(Written instruction) Every entry below must be repeated exactly; skip the pictures.

┌──

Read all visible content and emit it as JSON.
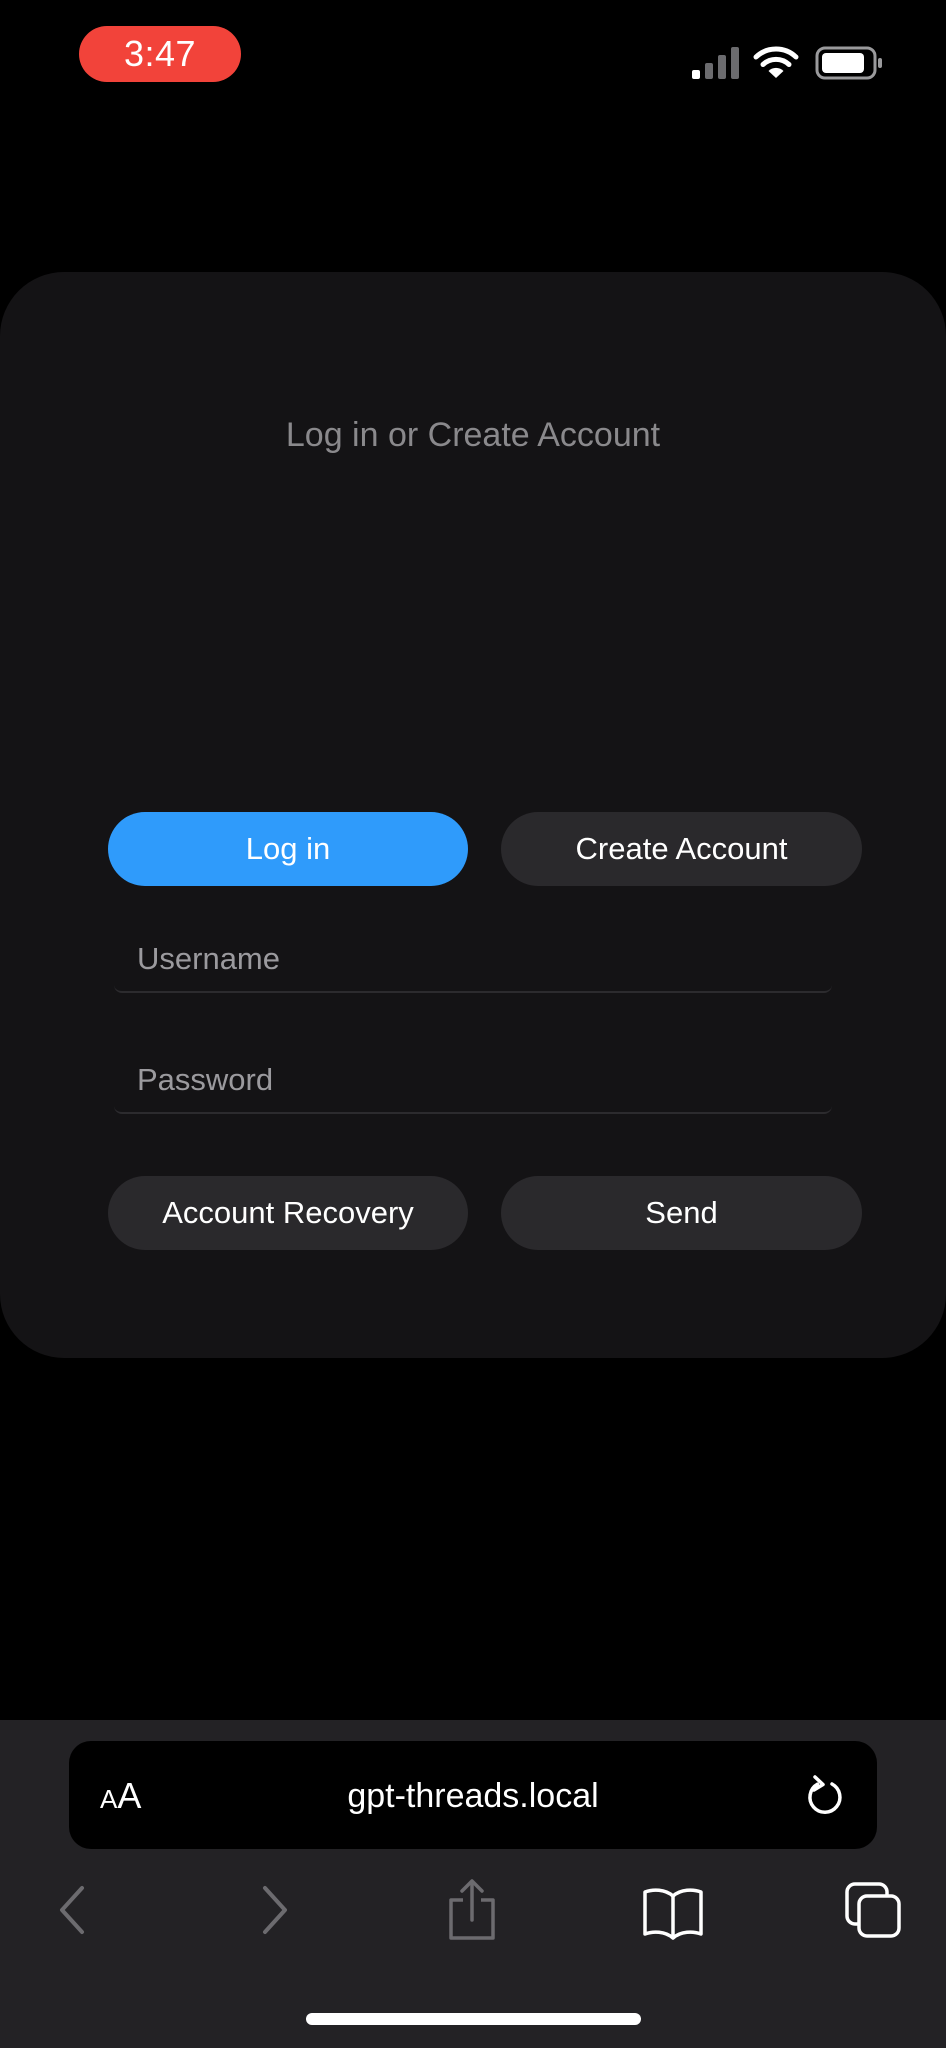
{
  "status_bar": {
    "time": "3:47",
    "icons": [
      "cellular-signal-icon",
      "wifi-icon",
      "battery-icon"
    ]
  },
  "card": {
    "title": "Log in or Create Account",
    "login_label": "Log in",
    "create_account_label": "Create Account",
    "username_placeholder": "Username",
    "password_placeholder": "Password",
    "recovery_label": "Account Recovery",
    "send_label": "Send"
  },
  "browser": {
    "text_size_small": "A",
    "text_size_large": "A",
    "url": "gpt-threads.local",
    "toolbar_icons": [
      "back-icon",
      "forward-icon",
      "share-icon",
      "bookmarks-icon",
      "tabs-icon"
    ]
  },
  "colors": {
    "background": "#000000",
    "card": "#141315",
    "accent": "#2f9bfb",
    "time_pill": "#f2433a",
    "button": "#2a292c",
    "toolbar": "#232225"
  }
}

└──

(Answer below)
Read all visible content and emit it as JSON.
{
  "status_bar": {
    "time": "3:47",
    "icons": [
      "cellular-signal-icon",
      "wifi-icon",
      "battery-icon"
    ]
  },
  "card": {
    "title": "Log in or Create Account",
    "login_label": "Log in",
    "create_account_label": "Create Account",
    "username_placeholder": "Username",
    "password_placeholder": "Password",
    "recovery_label": "Account Recovery",
    "send_label": "Send"
  },
  "browser": {
    "text_size_small": "A",
    "text_size_large": "A",
    "url": "gpt-threads.local",
    "toolbar_icons": [
      "back-icon",
      "forward-icon",
      "share-icon",
      "bookmarks-icon",
      "tabs-icon"
    ]
  },
  "colors": {
    "background": "#000000",
    "card": "#141315",
    "accent": "#2f9bfb",
    "time_pill": "#f2433a",
    "button": "#2a292c",
    "toolbar": "#232225"
  }
}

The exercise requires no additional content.